**Aim of the task**
Every entry below should be transcribed exactly; pictures stay out of the copy.
------ Listed records
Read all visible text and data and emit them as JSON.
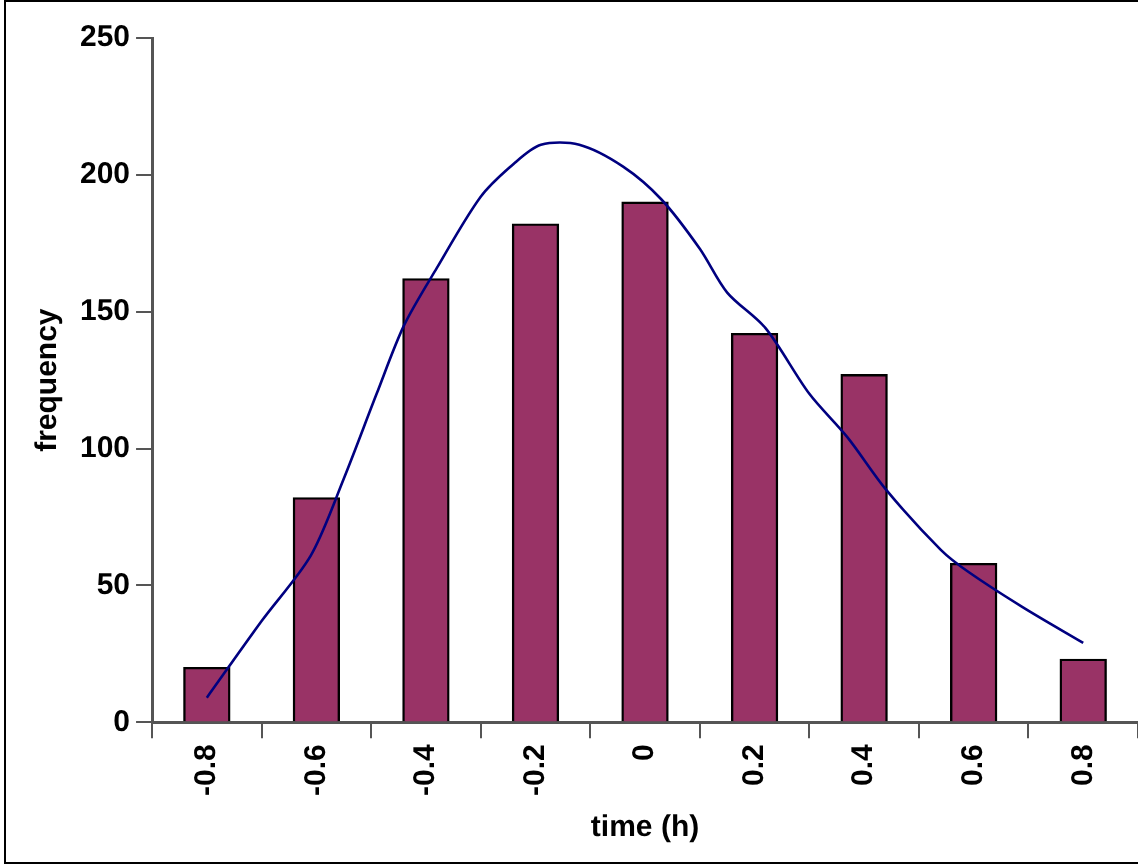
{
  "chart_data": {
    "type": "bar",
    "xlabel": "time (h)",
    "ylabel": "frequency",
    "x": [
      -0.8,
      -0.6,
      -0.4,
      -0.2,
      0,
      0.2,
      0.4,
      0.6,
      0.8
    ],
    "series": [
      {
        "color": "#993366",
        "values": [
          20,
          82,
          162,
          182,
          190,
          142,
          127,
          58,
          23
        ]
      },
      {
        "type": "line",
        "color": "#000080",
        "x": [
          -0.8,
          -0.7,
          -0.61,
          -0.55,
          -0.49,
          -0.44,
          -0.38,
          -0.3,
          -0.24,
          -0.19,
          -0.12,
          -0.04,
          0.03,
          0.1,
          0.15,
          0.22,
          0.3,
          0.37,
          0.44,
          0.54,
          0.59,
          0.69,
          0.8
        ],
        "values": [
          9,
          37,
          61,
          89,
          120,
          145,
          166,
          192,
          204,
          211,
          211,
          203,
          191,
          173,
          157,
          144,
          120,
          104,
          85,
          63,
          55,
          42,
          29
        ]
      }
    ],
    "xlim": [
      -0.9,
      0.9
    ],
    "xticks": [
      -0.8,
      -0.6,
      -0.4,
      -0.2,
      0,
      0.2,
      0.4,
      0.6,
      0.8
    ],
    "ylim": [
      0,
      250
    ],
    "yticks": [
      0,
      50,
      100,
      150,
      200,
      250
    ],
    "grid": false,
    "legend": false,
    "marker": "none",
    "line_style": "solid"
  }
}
------------
**Solution to the exercise**
Read all visible text and data and emit them as JSON.
{
  "chart_data": {
    "type": "bar",
    "xlabel": "time (h)",
    "ylabel": "frequency",
    "x": [
      -0.8,
      -0.6,
      -0.4,
      -0.2,
      0,
      0.2,
      0.4,
      0.6,
      0.8
    ],
    "series": [
      {
        "color": "#993366",
        "values": [
          20,
          82,
          162,
          182,
          190,
          142,
          127,
          58,
          23
        ]
      },
      {
        "type": "line",
        "color": "#000080",
        "x": [
          -0.8,
          -0.7,
          -0.61,
          -0.55,
          -0.49,
          -0.44,
          -0.38,
          -0.3,
          -0.24,
          -0.19,
          -0.12,
          -0.04,
          0.03,
          0.1,
          0.15,
          0.22,
          0.3,
          0.37,
          0.44,
          0.54,
          0.59,
          0.69,
          0.8
        ],
        "values": [
          9,
          37,
          61,
          89,
          120,
          145,
          166,
          192,
          204,
          211,
          211,
          203,
          191,
          173,
          157,
          144,
          120,
          104,
          85,
          63,
          55,
          42,
          29
        ]
      }
    ],
    "xlim": [
      -0.9,
      0.9
    ],
    "xticks": [
      -0.8,
      -0.6,
      -0.4,
      -0.2,
      0,
      0.2,
      0.4,
      0.6,
      0.8
    ],
    "ylim": [
      0,
      250
    ],
    "yticks": [
      0,
      50,
      100,
      150,
      200,
      250
    ],
    "grid": false,
    "legend": false,
    "marker": "none",
    "line_style": "solid"
  }
}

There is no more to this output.